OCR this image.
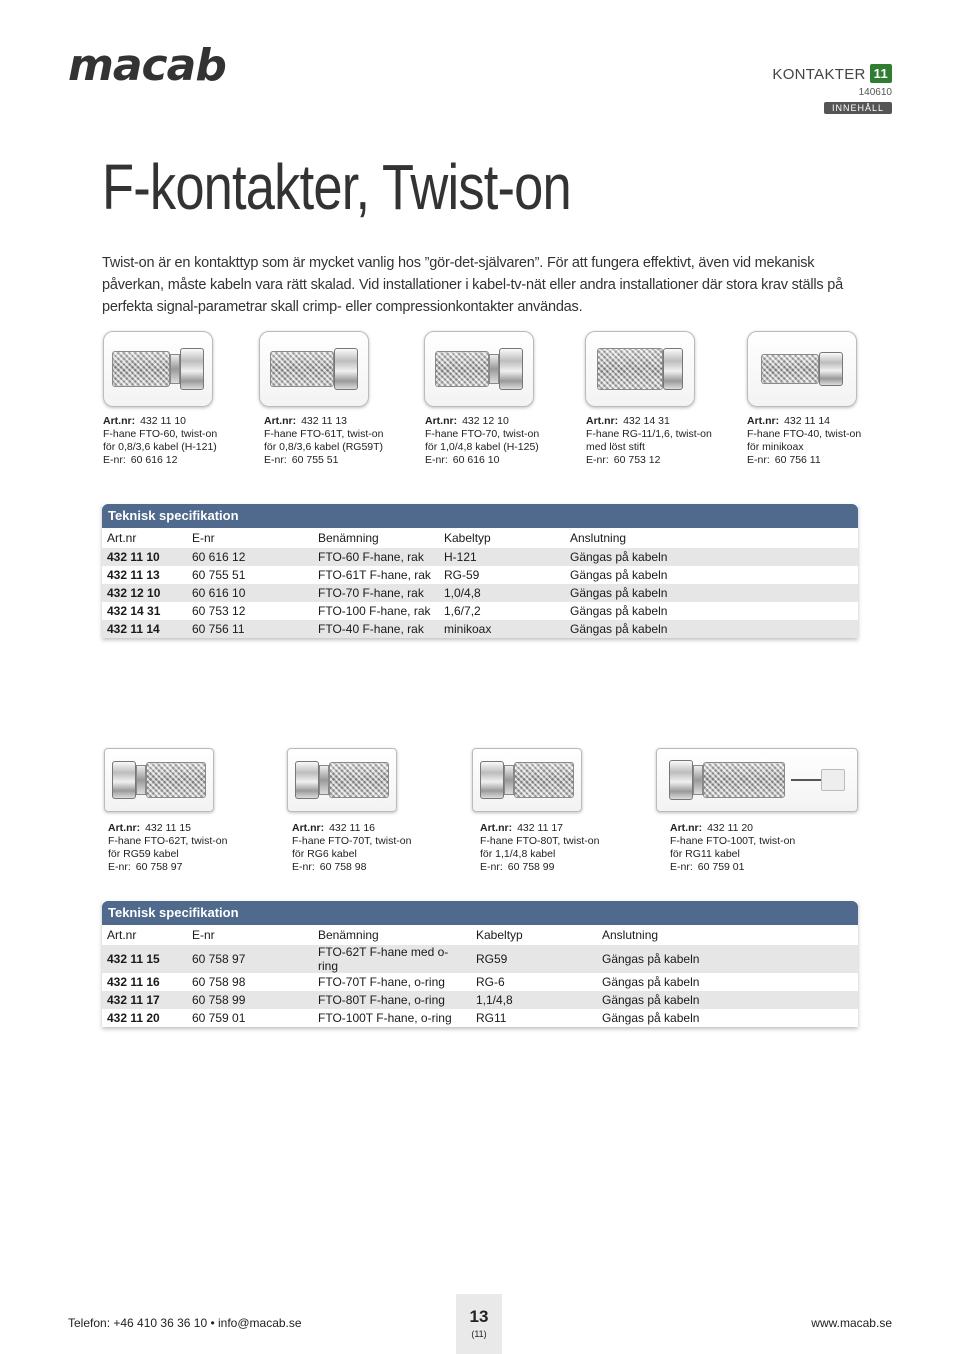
macab	KONTAKTER 11
140610
INNEHÅLL
F-kontakter, Twist-on
Twist-on är en kontakttyp som är mycket vanlig hos ”gör-det-självaren”. För att fungera effektivt, även vid mekanisk påverkan, måste kabeln vara rätt skalad. Vid installationer i kabel-tv-nät eller andra installationer där stora krav ställs på perfekta signal-parametrar skall crimp- eller compressionkontakter användas.
Art.nr: 432 11 10
F-hane FTO-60, twist-on
för 0,8/3,6 kabel (H-121)
E-nr: 60 616 12
Art.nr: 432 11 13
F-hane FTO-61T, twist-on
för 0,8/3,6 kabel (RG59T)
E-nr: 60 755 51
Art.nr: 432 12 10
F-hane FTO-70, twist-on
för 1,0/4,8 kabel (H-125)
E-nr: 60 616 10
Art.nr: 432 14 31
F-hane RG-11/1,6, twist-on
med löst stift
E-nr: 60 753 12
Art.nr: 432 11 14
F-hane FTO-40, twist-on
för minikoax
E-nr: 60 756 11
Teknisk specifikation
Art.nr	E-nr	Benämning	Kabeltyp	Anslutning
432 11 10	60 616 12	FTO-60 F-hane, rak	H-121	Gängas på kabeln
432 11 13	60 755 51	FTO-61T F-hane, rak	RG-59	Gängas på kabeln
432 12 10	60 616 10	FTO-70 F-hane, rak	1,0/4,8	Gängas på kabeln
432 14 31	60 753 12	FTO-100 F-hane, rak	1,6/7,2	Gängas på kabeln
432 11 14	60 756 11	FTO-40 F-hane, rak	minikoax	Gängas på kabeln
Art.nr: 432 11 15
F-hane FTO-62T, twist-on
för RG59 kabel
E-nr: 60 758 97
Art.nr: 432 11 16
F-hane FTO-70T, twist-on
för RG6 kabel
E-nr: 60 758 98
Art.nr: 432 11 17
F-hane FTO-80T, twist-on
för 1,1/4,8 kabel
E-nr: 60 758 99
Art.nr: 432 11 20
F-hane FTO-100T, twist-on
för RG11 kabel
E-nr: 60 759 01
Teknisk specifikation
Art.nr	E-nr	Benämning	Kabeltyp	Anslutning
432 11 15	60 758 97	FTO-62T F-hane med o-ring	RG59	Gängas på kabeln
432 11 16	60 758 98	FTO-70T F-hane, o-ring	RG-6	Gängas på kabeln
432 11 17	60 758 99	FTO-80T F-hane, o-ring	1,1/4,8	Gängas på kabeln
432 11 20	60 759 01	FTO-100T F-hane, o-ring	RG11	Gängas på kabeln
Telefon: +46 410 36 36 10 • info@macab.se	13
(11)
www.macab.se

= = = = = = =

WHAT IS REQUIRED →
Go over the records above line by line and count those holding the word "ring". Reply only with the number.

SOLUTION BELOW →
4